[Text block start]

The percentage content of the silane coupling agent in the protective layer is 5.0 by weight or less, preferably 2.0 to 4.5% by weight, still more preferably about 3.0 to 4.0% by weight.
In the case of forming a protective layer using a resin composition for protective layer, a coating liquid (application liquid) containing the composition and an organic solvent may be prepared, applied to a substrate film, and dried. As the organic solvent, a single or mixed solvent selected from alcohols such as methanol, ethanol and isopropyl alcohol (IPA), ketones such as acetone and methyl ethyl ketone, ethers such as propylene glycol monomethyl ether and propylene glycol monomethyl ether acetate, or esters such as ethyl acetate and propyl acetate can be used, and methyl ethyl ketone and ethyl acetate are preferable from the viewpoint of film coating and odor.
The coating method of the resin composition for protective layer is not particularly limited as long as it is a method for coating the film surface to form a layer. For example, normal coating methods such as gravure coating, reverse roll coating, wire bar coating, and die coating can be employed. From the viewpoint of productivity and coating stability, wire bar coating and gravure coating are suitably used.
In the present invention, by adopting specific process conditions when the protective layer is applied and dried as follows, it is possible to obtain a predetermined heat shrinkage rate in the laminated film and to reduce variation in the heat shrinkage rate in the transverse direction.
When the protective layer is formed, it is preferable to apply the resin composition for a protective layer and then heat and dry the resin composition, and the drying temperature at that time is preferably 110 to 210° C., more preferably 115 to 205° C., and still more preferably 120 to 200° C. When the drying temperature is less than 110° C., the protective layer may be insufficiently dried or coagulated by heat and the surface hardness may fall outside the predetermined range. As a result, the close contact properties and the water resistance of the protective layer when subjected to boiling or retorting may decrease. Meanwhile, when the drying temperature exceeds 210° C., the cohesion of the protective layer may progress too much, resulting in a hard film, and this may destroy the barrier layer and decrease barrier performance. Too much heat may be applied to the film itself, which is the substrate, and the film may become brittle or contract, resulting in poor workability. Separately from drying, it is also effective to perform additional heat treatment (for example, 150° C. to 190° C.) in advancing the drying of the protective layer.

[Text block end]
[Items start]

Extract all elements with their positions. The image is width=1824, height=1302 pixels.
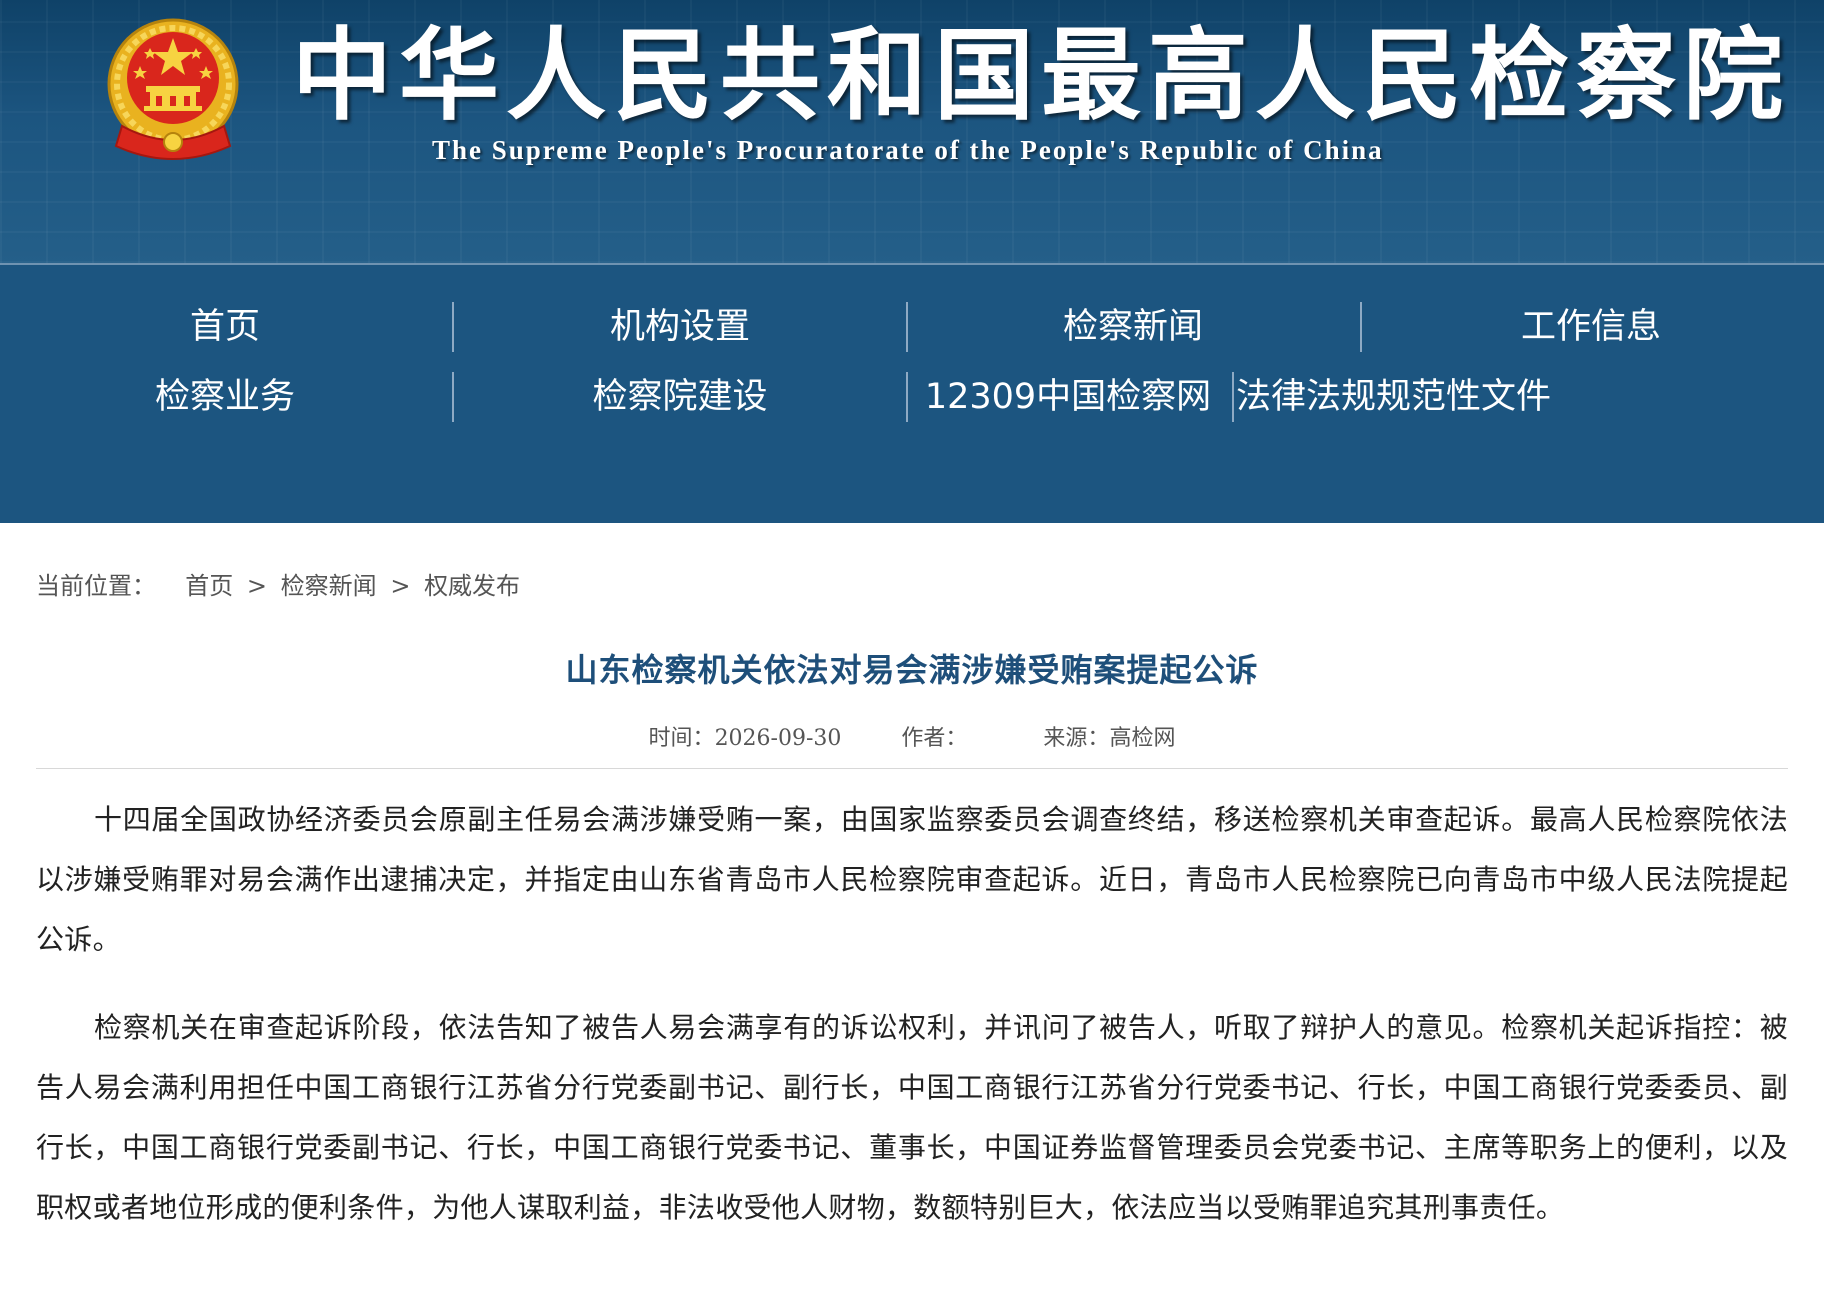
nav-separator bbox=[452, 372, 454, 422]
main-navigation: 首页 机构设置 检察新闻 工作信息 检察业务 检察院建设 12309中国检察网 … bbox=[0, 263, 1824, 523]
site-header: 中华人民共和国最高人民检察院 The Supreme People's Proc… bbox=[0, 0, 1824, 263]
breadcrumb-link-authoritative-release[interactable]: 权威发布 bbox=[424, 572, 520, 600]
article-meta: 时间：2026-09-30 作者： 来源：高检网 bbox=[0, 722, 1824, 756]
nav-separator bbox=[452, 302, 454, 352]
nav-item-12309-network[interactable]: 12309中国检察网 bbox=[918, 372, 1218, 422]
nav-item-procuratorate-construction[interactable]: 检察院建设 bbox=[485, 372, 875, 422]
meta-time-value: 2026-09-30 bbox=[714, 726, 842, 751]
nav-item-home[interactable]: 首页 bbox=[30, 302, 420, 352]
nav-item-procuratorial-business[interactable]: 检察业务 bbox=[30, 372, 420, 422]
nav-item-organization[interactable]: 机构设置 bbox=[485, 302, 875, 352]
article-paragraph: 十四届全国政协经济委员会原副主任易会满涉嫌受贿一案，由国家监察委员会调查终结，移… bbox=[36, 803, 1788, 956]
nav-item-work-info[interactable]: 工作信息 bbox=[1396, 302, 1786, 352]
national-emblem-icon[interactable] bbox=[100, 14, 246, 168]
meta-source-label: 来源： bbox=[1043, 726, 1110, 751]
breadcrumb-separator: > bbox=[390, 572, 411, 600]
nav-item-procuratorial-news[interactable]: 检察新闻 bbox=[938, 302, 1328, 352]
meta-divider bbox=[36, 768, 1788, 769]
nav-separator bbox=[906, 302, 908, 352]
site-subtitle: The Supreme People's Procuratorate of th… bbox=[432, 135, 1384, 165]
breadcrumb-link-home[interactable]: 首页 bbox=[185, 572, 233, 600]
meta-time-label: 时间： bbox=[648, 726, 715, 751]
breadcrumb-link-news[interactable]: 检察新闻 bbox=[281, 572, 377, 600]
nav-item-laws-regulations[interactable]: 法律法规规范性文件 bbox=[1236, 372, 1556, 422]
breadcrumb: 当前位置： 首页 > 检察新闻 > 权威发布 bbox=[36, 568, 520, 604]
article-paragraph: 检察机关在审查起诉阶段，依法告知了被告人易会满享有的诉讼权利，并讯问了被告人，听… bbox=[36, 1011, 1788, 1224]
meta-author-label: 作者： bbox=[901, 726, 968, 751]
article-body: 十四届全国政协经济委员会原副主任易会满涉嫌受贿一案，由国家监察委员会调查终结，移… bbox=[36, 790, 1788, 1266]
site-title: 中华人民共和国最高人民检察院 bbox=[292, 16, 1790, 134]
meta-source-value: 高检网 bbox=[1109, 726, 1176, 751]
nav-separator bbox=[1232, 372, 1234, 422]
nav-separator bbox=[906, 372, 908, 422]
breadcrumb-separator: > bbox=[246, 572, 268, 600]
breadcrumb-prefix: 当前位置： bbox=[36, 572, 156, 600]
article-title: 山东检察机关依法对易会满涉嫌受贿案提起公诉 bbox=[565, 651, 1259, 689]
nav-separator bbox=[1360, 302, 1362, 352]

[Items end]

## Requests
1) Translate this sentence from the protective layer text into Spanish: "From the viewpoint of productivity and coating stability, wire bar coating and gravure coating are suitably used."
2) From the protective layer text, reproduce word for word the part that opens with the words containing "The percentage content" and closes with "coating and odor.".

## Solutions to the problems
1) Desde el punto de vista de la productividad y la estabilidad del recubrimiento, se emplean adecuadamente el recubrimiento con barra de alambre y el recubrimiento por huecograbado.

2)
The percentage content of the silane coupling agent in the protective layer is 5.0 by weight or less, preferably 2.0 to 4.5% by weight, still more preferably about 3.0 to 4.0% by weight.
In the case of forming a protective layer using a resin composition for protective layer, a coating liquid (application liquid) containing the composition and an organic solvent may be prepared, applied to a substrate film, and dried. As the organic solvent, a single or mixed solvent selected from alcohols such as methanol, ethanol and isopropyl alcohol (IPA), ketones such as acetone and methyl ethyl ketone, ethers such as propylene glycol monomethyl ether and propylene glycol monomethyl ether acetate, or esters such as ethyl acetate and propyl acetate can be used, and methyl ethyl ketone and ethyl acetate are preferable from the viewpoint of film coating and odor.